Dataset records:
━━━━━━━━━━━━━━━━━━━━
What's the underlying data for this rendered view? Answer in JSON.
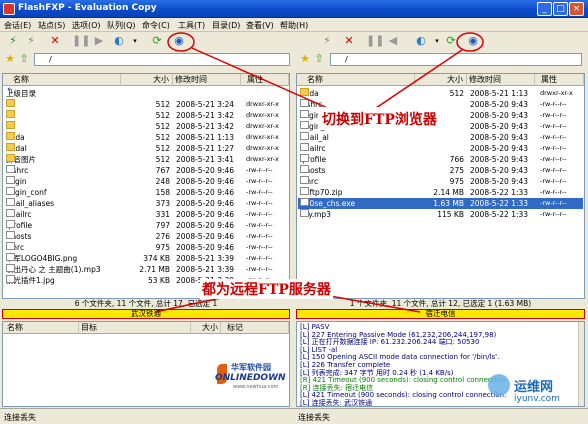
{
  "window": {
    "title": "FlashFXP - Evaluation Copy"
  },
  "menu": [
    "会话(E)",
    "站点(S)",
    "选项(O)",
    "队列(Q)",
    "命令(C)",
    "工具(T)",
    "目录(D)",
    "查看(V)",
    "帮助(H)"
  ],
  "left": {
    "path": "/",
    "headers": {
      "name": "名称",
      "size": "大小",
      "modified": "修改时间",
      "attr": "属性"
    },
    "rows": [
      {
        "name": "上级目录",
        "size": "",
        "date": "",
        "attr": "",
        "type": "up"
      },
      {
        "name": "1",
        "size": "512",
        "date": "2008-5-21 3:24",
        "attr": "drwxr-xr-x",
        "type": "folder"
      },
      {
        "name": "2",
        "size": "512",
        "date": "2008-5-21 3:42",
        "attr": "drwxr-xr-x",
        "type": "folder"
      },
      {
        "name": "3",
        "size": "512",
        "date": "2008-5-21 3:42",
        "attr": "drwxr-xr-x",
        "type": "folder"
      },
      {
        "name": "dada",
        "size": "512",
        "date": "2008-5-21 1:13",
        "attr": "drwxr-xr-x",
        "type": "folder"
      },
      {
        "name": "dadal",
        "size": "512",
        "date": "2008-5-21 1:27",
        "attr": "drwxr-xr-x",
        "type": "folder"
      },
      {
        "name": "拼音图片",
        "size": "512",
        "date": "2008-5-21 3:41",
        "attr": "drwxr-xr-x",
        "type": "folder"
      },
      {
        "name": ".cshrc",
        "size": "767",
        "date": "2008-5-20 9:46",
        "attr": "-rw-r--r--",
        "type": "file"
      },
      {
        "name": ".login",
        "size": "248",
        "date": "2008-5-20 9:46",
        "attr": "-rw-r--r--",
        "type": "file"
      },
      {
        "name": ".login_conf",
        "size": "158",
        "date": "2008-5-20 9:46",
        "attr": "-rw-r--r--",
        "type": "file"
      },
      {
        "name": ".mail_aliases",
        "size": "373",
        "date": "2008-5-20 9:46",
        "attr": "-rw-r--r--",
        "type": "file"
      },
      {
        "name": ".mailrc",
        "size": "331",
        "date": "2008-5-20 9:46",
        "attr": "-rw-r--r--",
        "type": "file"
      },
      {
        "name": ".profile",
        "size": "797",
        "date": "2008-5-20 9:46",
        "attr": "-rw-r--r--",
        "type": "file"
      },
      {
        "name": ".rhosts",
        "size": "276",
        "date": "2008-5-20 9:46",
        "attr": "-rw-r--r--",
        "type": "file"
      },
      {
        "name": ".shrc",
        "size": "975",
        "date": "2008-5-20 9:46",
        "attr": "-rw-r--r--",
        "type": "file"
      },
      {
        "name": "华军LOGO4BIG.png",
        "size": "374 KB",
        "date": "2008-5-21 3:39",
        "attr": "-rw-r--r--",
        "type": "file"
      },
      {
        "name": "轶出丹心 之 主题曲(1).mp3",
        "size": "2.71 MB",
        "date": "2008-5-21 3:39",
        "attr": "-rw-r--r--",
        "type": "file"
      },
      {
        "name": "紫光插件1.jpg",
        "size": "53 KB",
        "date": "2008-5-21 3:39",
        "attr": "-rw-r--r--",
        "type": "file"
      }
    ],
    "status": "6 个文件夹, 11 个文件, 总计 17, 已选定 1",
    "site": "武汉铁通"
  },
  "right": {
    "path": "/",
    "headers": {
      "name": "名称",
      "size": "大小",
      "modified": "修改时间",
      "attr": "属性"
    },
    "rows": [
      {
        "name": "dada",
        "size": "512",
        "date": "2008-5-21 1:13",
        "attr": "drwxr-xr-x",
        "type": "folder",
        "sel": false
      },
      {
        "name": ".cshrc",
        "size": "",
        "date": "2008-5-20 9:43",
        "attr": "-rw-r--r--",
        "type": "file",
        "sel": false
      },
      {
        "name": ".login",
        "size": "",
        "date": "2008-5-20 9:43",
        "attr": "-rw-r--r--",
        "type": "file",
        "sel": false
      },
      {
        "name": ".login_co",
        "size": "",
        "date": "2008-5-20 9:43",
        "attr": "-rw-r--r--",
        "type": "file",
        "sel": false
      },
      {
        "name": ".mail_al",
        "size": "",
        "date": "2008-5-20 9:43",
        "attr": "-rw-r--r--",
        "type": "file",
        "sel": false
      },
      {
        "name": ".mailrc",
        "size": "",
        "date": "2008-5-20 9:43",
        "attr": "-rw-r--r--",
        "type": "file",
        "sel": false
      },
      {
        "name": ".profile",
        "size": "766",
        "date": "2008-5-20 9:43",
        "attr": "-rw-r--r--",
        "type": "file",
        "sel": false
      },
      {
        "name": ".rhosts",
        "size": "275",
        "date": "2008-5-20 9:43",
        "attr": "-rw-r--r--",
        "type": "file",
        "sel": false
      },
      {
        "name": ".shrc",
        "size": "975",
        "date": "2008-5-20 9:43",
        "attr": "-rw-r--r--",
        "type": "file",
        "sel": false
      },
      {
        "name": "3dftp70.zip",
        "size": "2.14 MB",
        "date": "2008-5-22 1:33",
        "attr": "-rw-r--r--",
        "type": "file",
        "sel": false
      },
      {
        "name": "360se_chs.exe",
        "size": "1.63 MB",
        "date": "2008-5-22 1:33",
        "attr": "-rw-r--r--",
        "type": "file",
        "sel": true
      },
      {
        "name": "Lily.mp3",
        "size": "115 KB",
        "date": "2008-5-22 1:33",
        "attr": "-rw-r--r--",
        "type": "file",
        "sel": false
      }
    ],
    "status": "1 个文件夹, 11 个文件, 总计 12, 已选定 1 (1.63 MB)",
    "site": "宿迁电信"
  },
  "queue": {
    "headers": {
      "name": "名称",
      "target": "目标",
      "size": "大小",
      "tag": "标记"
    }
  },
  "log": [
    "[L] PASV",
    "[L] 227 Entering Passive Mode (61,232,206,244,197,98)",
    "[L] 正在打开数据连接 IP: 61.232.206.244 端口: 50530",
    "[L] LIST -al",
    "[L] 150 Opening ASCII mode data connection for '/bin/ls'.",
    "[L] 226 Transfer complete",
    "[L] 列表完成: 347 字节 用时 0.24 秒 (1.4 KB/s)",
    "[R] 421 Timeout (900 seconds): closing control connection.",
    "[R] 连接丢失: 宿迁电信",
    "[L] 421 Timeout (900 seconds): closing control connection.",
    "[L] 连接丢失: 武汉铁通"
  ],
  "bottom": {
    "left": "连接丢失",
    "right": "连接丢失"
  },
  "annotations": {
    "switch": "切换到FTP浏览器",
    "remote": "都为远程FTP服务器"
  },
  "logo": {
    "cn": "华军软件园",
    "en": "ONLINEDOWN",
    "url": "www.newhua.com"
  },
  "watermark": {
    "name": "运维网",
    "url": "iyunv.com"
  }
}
━━━━━━━━━━━━━━━━━━━━
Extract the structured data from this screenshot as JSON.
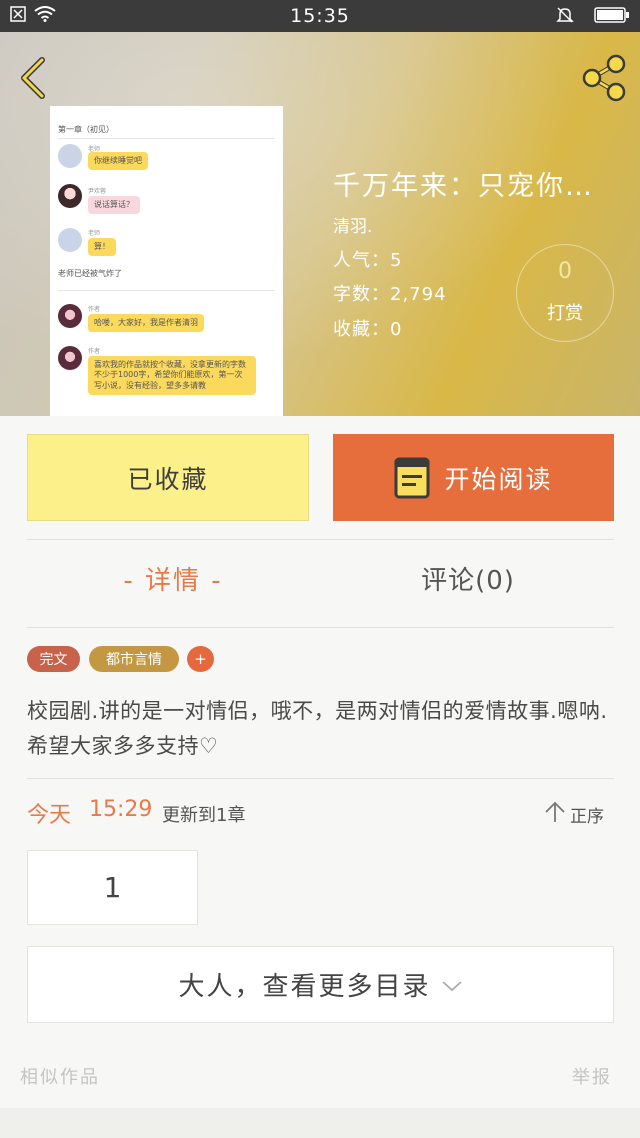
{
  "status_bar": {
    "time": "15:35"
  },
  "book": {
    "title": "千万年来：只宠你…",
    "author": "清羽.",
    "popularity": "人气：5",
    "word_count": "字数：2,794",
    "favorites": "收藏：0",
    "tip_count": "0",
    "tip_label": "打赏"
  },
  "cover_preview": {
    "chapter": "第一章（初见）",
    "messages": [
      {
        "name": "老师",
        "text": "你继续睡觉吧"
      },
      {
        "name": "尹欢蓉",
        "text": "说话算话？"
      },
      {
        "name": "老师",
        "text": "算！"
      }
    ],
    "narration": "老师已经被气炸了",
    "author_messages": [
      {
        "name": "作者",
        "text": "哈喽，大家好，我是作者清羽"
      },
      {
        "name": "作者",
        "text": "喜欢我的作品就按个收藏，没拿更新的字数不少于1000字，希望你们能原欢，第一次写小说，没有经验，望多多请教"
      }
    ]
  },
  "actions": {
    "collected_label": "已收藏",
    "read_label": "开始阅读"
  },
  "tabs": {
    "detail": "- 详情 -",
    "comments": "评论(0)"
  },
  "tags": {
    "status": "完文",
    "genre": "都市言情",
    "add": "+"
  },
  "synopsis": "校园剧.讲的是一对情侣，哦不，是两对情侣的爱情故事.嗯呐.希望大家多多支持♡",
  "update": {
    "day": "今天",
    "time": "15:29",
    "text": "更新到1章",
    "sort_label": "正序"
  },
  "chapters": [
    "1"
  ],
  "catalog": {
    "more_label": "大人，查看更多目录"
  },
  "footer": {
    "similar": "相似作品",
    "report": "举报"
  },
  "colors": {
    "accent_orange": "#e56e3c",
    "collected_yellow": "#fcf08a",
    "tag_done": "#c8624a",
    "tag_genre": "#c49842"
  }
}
━━━━━━━━━━━━━━━━━━━━
→ THE EXERCISE: Write down every line of the data above that includes the string "text".

→ OUTPUT OF THE EXERCISE:
        "text": "你继续睡觉吧"
        "text": "说话算话？"
        "text": "算！"
        "text": "哈喽，大家好，我是作者清羽"
        "text": "喜欢我的作品就按个收藏，没拿更新的字数不少于1000字，希望你们能原欢，第一次写小说，没有经验，望多多请教"
    "text": "更新到1章",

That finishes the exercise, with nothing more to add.